### REQUEST
Go through the lines below and copy each one that holds the string "Egresos".

**** RECORDS

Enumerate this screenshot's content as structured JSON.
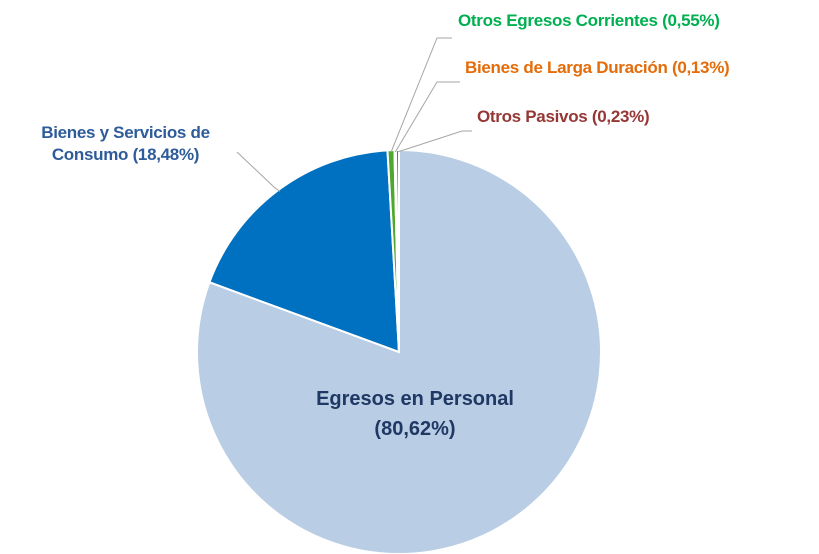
{
  "chart_data": {
    "type": "pie",
    "categories": [
      "Egresos en Personal",
      "Bienes y Servicios de Consumo",
      "Otros Egresos Corrientes",
      "Bienes de Larga Duración",
      "Otros Pasivos"
    ],
    "values": [
      80.62,
      18.48,
      0.55,
      0.13,
      0.23
    ],
    "value_labels": [
      "(80,62%)",
      "(18,48%)",
      "(0,55%)",
      "(0,13%)",
      "(0,23%)"
    ],
    "colors": [
      "#b9cde5",
      "#0070c0",
      "#4ea72e",
      "#e46c0a",
      "#953735"
    ],
    "label_colors": [
      "#1f3864",
      "#2e5c9a",
      "#00b050",
      "#e46c0a",
      "#953735"
    ]
  }
}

********

### CORRECT ANSWER
      "Egresos en Personal",
      "Otros Egresos Corrientes",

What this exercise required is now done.